--- Start of Task material ---

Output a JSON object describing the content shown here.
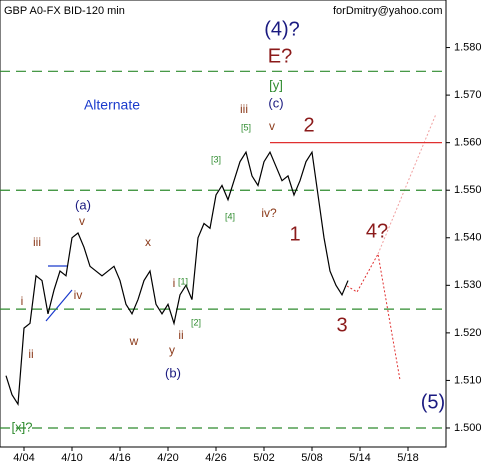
{
  "chart_data": {
    "type": "line",
    "title": "GBP A0-FX BID-120 min",
    "subtitle": "forDmitry@yahoo.com",
    "categories": [
      null,
      null,
      null,
      "4/04",
      null,
      null,
      null,
      null,
      null,
      null,
      null,
      "4/10",
      null,
      null,
      null,
      null,
      null,
      null,
      null,
      "4/16",
      null,
      null,
      null,
      null,
      null,
      null,
      null,
      "4/20",
      null,
      null,
      null,
      null,
      null,
      null,
      null,
      "4/26",
      null,
      null,
      null,
      null,
      null,
      null,
      null,
      "5/02",
      null,
      null,
      null,
      null,
      null,
      null,
      null,
      "5/08",
      null,
      null,
      null,
      null,
      null,
      null,
      null,
      "5/14",
      null,
      null,
      null,
      null,
      null,
      null,
      null,
      "5/18",
      null,
      null,
      null,
      null,
      null,
      null
    ],
    "series": [
      {
        "color": "#000000",
        "values": [
          1.511,
          1.507,
          1.505,
          1.521,
          1.522,
          1.532,
          1.531,
          1.524,
          1.529,
          1.533,
          1.532,
          1.54,
          1.541,
          1.538,
          1.534,
          1.533,
          1.532,
          1.533,
          1.534,
          1.531,
          1.526,
          1.524,
          1.527,
          1.531,
          1.533,
          1.526,
          1.524,
          1.526,
          1.522,
          1.528,
          1.53,
          1.527,
          1.54,
          1.543,
          1.542,
          1.549,
          1.551,
          1.548,
          1.552,
          1.556,
          1.558,
          1.553,
          1.551,
          1.556,
          1.558,
          1.555,
          1.552,
          1.553,
          1.549,
          1.552,
          1.556,
          1.558,
          1.549,
          1.54,
          1.533,
          1.53,
          1.528,
          1.531,
          null,
          null,
          null,
          null,
          null,
          null,
          null,
          null,
          null,
          null,
          null,
          null,
          null,
          null,
          null,
          null
        ]
      }
    ],
    "ylim": [
      1.496,
      1.59
    ],
    "yticks": [
      {
        "value": 1.5,
        "label": "1.500"
      },
      {
        "value": 1.51,
        "label": "1.510"
      },
      {
        "value": 1.52,
        "label": "1.520"
      },
      {
        "value": 1.53,
        "label": "1.530"
      },
      {
        "value": 1.54,
        "label": "1.540"
      },
      {
        "value": 1.55,
        "label": "1.550"
      },
      {
        "value": 1.56,
        "label": "1.560"
      },
      {
        "value": 1.57,
        "label": "1.570"
      },
      {
        "value": 1.58,
        "label": "1.580"
      }
    ],
    "levels": [
      {
        "value": 1.575,
        "color": "#2e8b2e"
      },
      {
        "value": 1.55,
        "color": "#2e8b2e"
      },
      {
        "value": 1.525,
        "color": "#2e8b2e"
      },
      {
        "value": 1.5,
        "color": "#2e8b2e"
      }
    ],
    "resistance": {
      "value": 1.56,
      "color": "#e03030"
    },
    "annotations": [
      {
        "text": "(4)?",
        "color": "#1a1a80"
      },
      {
        "text": "E?",
        "color": "#8b1a1a"
      },
      {
        "text": "[y]",
        "color": "#2e8b2e"
      },
      {
        "text": "(c)",
        "color": "#1a1a80"
      },
      {
        "text": "iii",
        "color": "#8b3a1a"
      },
      {
        "text": "[5]",
        "color": "#2e8b2e"
      },
      {
        "text": "v",
        "color": "#8b3a1a"
      },
      {
        "text": "2",
        "color": "#8b1a1a"
      },
      {
        "text": "Alternate",
        "color": "#1a3acc"
      },
      {
        "text": "(a)",
        "color": "#1a1a80"
      },
      {
        "text": "iii",
        "color": "#8b3a1a"
      },
      {
        "text": "v",
        "color": "#8b3a1a"
      },
      {
        "text": "x",
        "color": "#8b3a1a"
      },
      {
        "text": "[3]",
        "color": "#2e8b2e"
      },
      {
        "text": "[4]",
        "color": "#2e8b2e"
      },
      {
        "text": "iv?",
        "color": "#8b3a1a"
      },
      {
        "text": "1",
        "color": "#8b1a1a"
      },
      {
        "text": "4?",
        "color": "#8b1a1a"
      },
      {
        "text": "i",
        "color": "#8b3a1a"
      },
      {
        "text": "iv",
        "color": "#8b3a1a"
      },
      {
        "text": "i",
        "color": "#8b3a1a"
      },
      {
        "text": "[1]",
        "color": "#2e8b2e"
      },
      {
        "text": "3",
        "color": "#8b1a1a"
      },
      {
        "text": "ii",
        "color": "#8b3a1a"
      },
      {
        "text": "w",
        "color": "#8b3a1a"
      },
      {
        "text": "[2]",
        "color": "#2e8b2e"
      },
      {
        "text": "ii",
        "color": "#8b3a1a"
      },
      {
        "text": "y",
        "color": "#8b3a1a"
      },
      {
        "text": "(b)",
        "color": "#1a1a80"
      },
      {
        "text": "(5)",
        "color": "#1a1a80"
      },
      {
        "text": "[x]?",
        "color": "#2e8b2e"
      }
    ]
  }
}
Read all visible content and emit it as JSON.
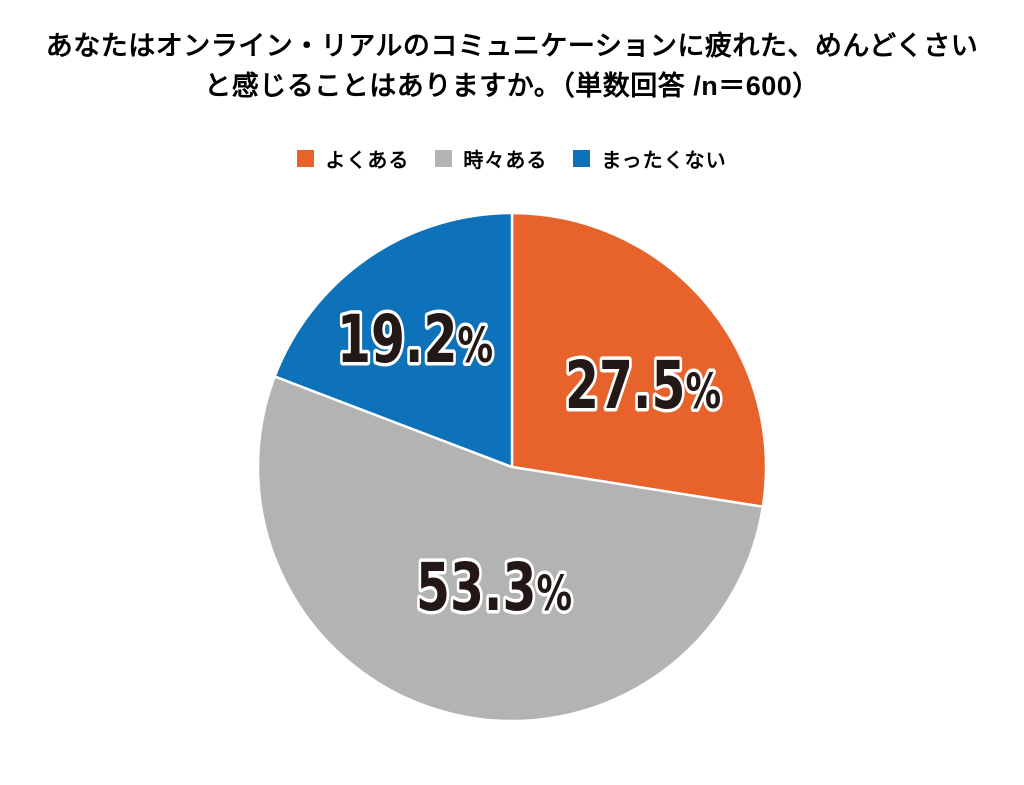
{
  "title": {
    "line1": "あなたはオンライン・リアルのコミュニケーションに疲れた、めんどくさい",
    "line2": "と感じることはありますか。（単数回答 /n＝600）"
  },
  "chart_data": {
    "type": "pie",
    "title": "あなたはオンライン・リアルのコミュニケーションに疲れた、めんどくさいと感じることはありますか。（単数回答 /n＝600）",
    "n": 600,
    "unit": "%",
    "value_suffix": "%",
    "start_angle_deg": 0,
    "direction": "clockwise",
    "legend_position": "top-center",
    "background_color": "#FFFFFF",
    "separator_color": "#FFFFFF",
    "label_style": {
      "text_color": "#231815",
      "outline_color": "#FFFFFF"
    },
    "slices": [
      {
        "label": "よくある",
        "value": 27.5,
        "display_value": "27.5",
        "color": "#E8622C"
      },
      {
        "label": "時々ある",
        "value": 53.3,
        "display_value": "53.3",
        "color": "#B3B3B3"
      },
      {
        "label": "まったくない",
        "value": 19.2,
        "display_value": "19.2",
        "color": "#0D72B9"
      }
    ]
  }
}
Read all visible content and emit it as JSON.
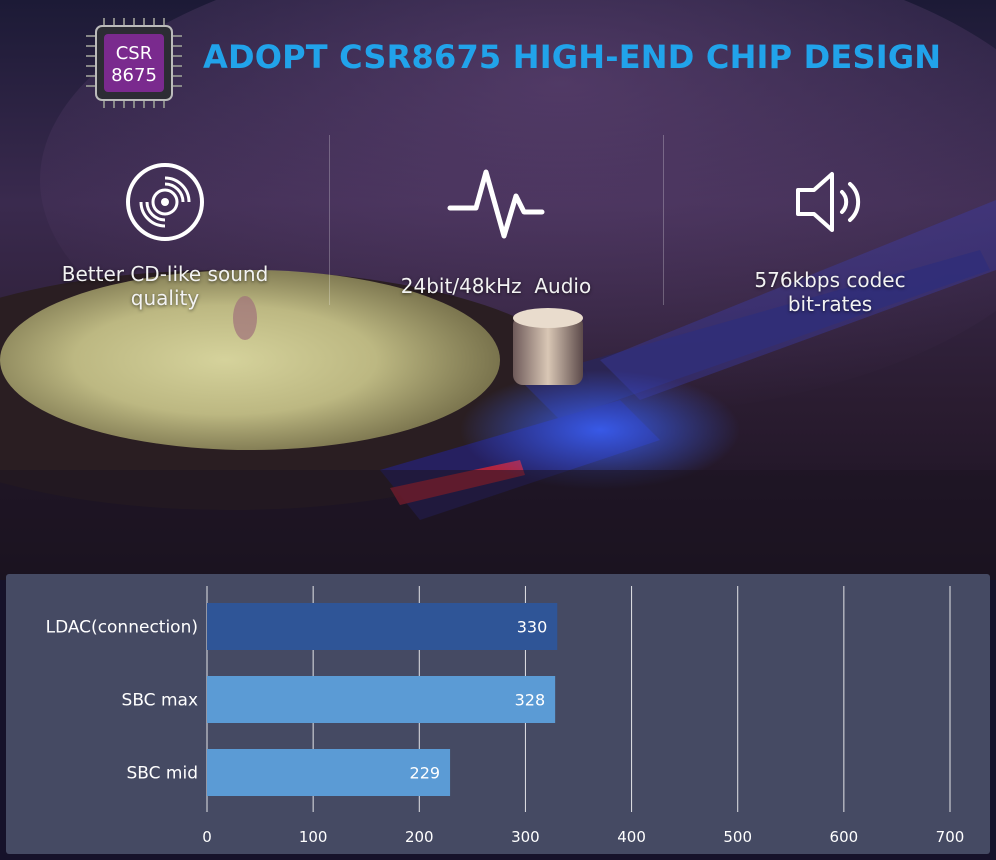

--- End of Task material ---

What is needed: Your task is to repeat the data above exactly while excluding the pictures.

Solved problem:
Output a JSON object describing the content shown here.
{
  "chart_data": {
    "type": "line",
    "title": "GBP A0-FX BID-120 min",
    "subtitle": "forDmitry@yahoo.com",
    "categories": [
      null,
      null,
      null,
      "4/04",
      null,
      null,
      null,
      null,
      null,
      null,
      null,
      "4/10",
      null,
      null,
      null,
      null,
      null,
      null,
      null,
      "4/16",
      null,
      null,
      null,
      null,
      null,
      null,
      null,
      "4/20",
      null,
      null,
      null,
      null,
      null,
      null,
      null,
      "4/26",
      null,
      null,
      null,
      null,
      null,
      null,
      null,
      "5/02",
      null,
      null,
      null,
      null,
      null,
      null,
      null,
      "5/08",
      null,
      null,
      null,
      null,
      null,
      null,
      null,
      "5/14",
      null,
      null,
      null,
      null,
      null,
      null,
      null,
      "5/18",
      null,
      null,
      null,
      null,
      null,
      null
    ],
    "series": [
      {
        "color": "#000000",
        "values": [
          1.511,
          1.507,
          1.505,
          1.521,
          1.522,
          1.532,
          1.531,
          1.524,
          1.529,
          1.533,
          1.532,
          1.54,
          1.541,
          1.538,
          1.534,
          1.533,
          1.532,
          1.533,
          1.534,
          1.531,
          1.526,
          1.524,
          1.527,
          1.531,
          1.533,
          1.526,
          1.524,
          1.526,
          1.522,
          1.528,
          1.53,
          1.527,
          1.54,
          1.543,
          1.542,
          1.549,
          1.551,
          1.548,
          1.552,
          1.556,
          1.558,
          1.553,
          1.551,
          1.556,
          1.558,
          1.555,
          1.552,
          1.553,
          1.549,
          1.552,
          1.556,
          1.558,
          1.549,
          1.54,
          1.533,
          1.53,
          1.528,
          1.531,
          null,
          null,
          null,
          null,
          null,
          null,
          null,
          null,
          null,
          null,
          null,
          null,
          null,
          null,
          null,
          null
        ]
      }
    ],
    "ylim": [
      1.496,
      1.59
    ],
    "yticks": [
      {
        "value": 1.5,
        "label": "1.500"
      },
      {
        "value": 1.51,
        "label": "1.510"
      },
      {
        "value": 1.52,
        "label": "1.520"
      },
      {
        "value": 1.53,
        "label": "1.530"
      },
      {
        "value": 1.54,
        "label": "1.540"
      },
      {
        "value": 1.55,
        "label": "1.550"
      },
      {
        "value": 1.56,
        "label": "1.560"
      },
      {
        "value": 1.57,
        "label": "1.570"
      },
      {
        "value": 1.58,
        "label": "1.580"
      }
    ],
    "levels": [
      {
        "value": 1.575,
        "color": "#2e8b2e"
      },
      {
        "value": 1.55,
        "color": "#2e8b2e"
      },
      {
        "value": 1.525,
        "color": "#2e8b2e"
      },
      {
        "value": 1.5,
        "color": "#2e8b2e"
      }
    ],
    "resistance": {
      "value": 1.56,
      "color": "#e03030"
    },
    "annotations": [
      {
        "text": "(4)?",
        "color": "#1a1a80"
      },
      {
        "text": "E?",
        "color": "#8b1a1a"
      },
      {
        "text": "[y]",
        "color": "#2e8b2e"
      },
      {
        "text": "(c)",
        "color": "#1a1a80"
      },
      {
        "text": "iii",
        "color": "#8b3a1a"
      },
      {
        "text": "[5]",
        "color": "#2e8b2e"
      },
      {
        "text": "v",
        "color": "#8b3a1a"
      },
      {
        "text": "2",
        "color": "#8b1a1a"
      },
      {
        "text": "Alternate",
        "color": "#1a3acc"
      },
      {
        "text": "(a)",
        "color": "#1a1a80"
      },
      {
        "text": "iii",
        "color": "#8b3a1a"
      },
      {
        "text": "v",
        "color": "#8b3a1a"
      },
      {
        "text": "x",
        "color": "#8b3a1a"
      },
      {
        "text": "[3]",
        "color": "#2e8b2e"
      },
      {
        "text": "[4]",
        "color": "#2e8b2e"
      },
      {
        "text": "iv?",
        "color": "#8b3a1a"
      },
      {
        "text": "1",
        "color": "#8b1a1a"
      },
      {
        "text": "4?",
        "color": "#8b1a1a"
      },
      {
        "text": "i",
        "color": "#8b3a1a"
      },
      {
        "text": "iv",
        "color": "#8b3a1a"
      },
      {
        "text": "i",
        "color": "#8b3a1a"
      },
      {
        "text": "[1]",
        "color": "#2e8b2e"
      },
      {
        "text": "3",
        "color": "#8b1a1a"
      },
      {
        "text": "ii",
        "color": "#8b3a1a"
      },
      {
        "text": "w",
        "color": "#8b3a1a"
      },
      {
        "text": "[2]",
        "color": "#2e8b2e"
      },
      {
        "text": "ii",
        "color": "#8b3a1a"
      },
      {
        "text": "y",
        "color": "#8b3a1a"
      },
      {
        "text": "(b)",
        "color": "#1a1a80"
      },
      {
        "text": "(5)",
        "color": "#1a1a80"
      },
      {
        "text": "[x]?",
        "color": "#2e8b2e"
      }
    ]
  }
}
Read all visible content and emit it as JSON.
{
  "title": {
    "line1": "あなたはオンライン・リアルのコミュニケーションに疲れた、めんどくさい",
    "line2": "と感じることはありますか。（単数回答 /n＝600）"
  },
  "chart_data": {
    "type": "pie",
    "title": "あなたはオンライン・リアルのコミュニケーションに疲れた、めんどくさいと感じることはありますか。（単数回答 /n＝600）",
    "n": 600,
    "unit": "%",
    "value_suffix": "%",
    "start_angle_deg": 0,
    "direction": "clockwise",
    "legend_position": "top-center",
    "background_color": "#FFFFFF",
    "separator_color": "#FFFFFF",
    "label_style": {
      "text_color": "#231815",
      "outline_color": "#FFFFFF"
    },
    "slices": [
      {
        "label": "よくある",
        "value": 27.5,
        "display_value": "27.5",
        "color": "#E8622C"
      },
      {
        "label": "時々ある",
        "value": 53.3,
        "display_value": "53.3",
        "color": "#B3B3B3"
      },
      {
        "label": "まったくない",
        "value": 19.2,
        "display_value": "19.2",
        "color": "#0D72B9"
      }
    ]
  }
}
Read all visible content and emit it as JSON.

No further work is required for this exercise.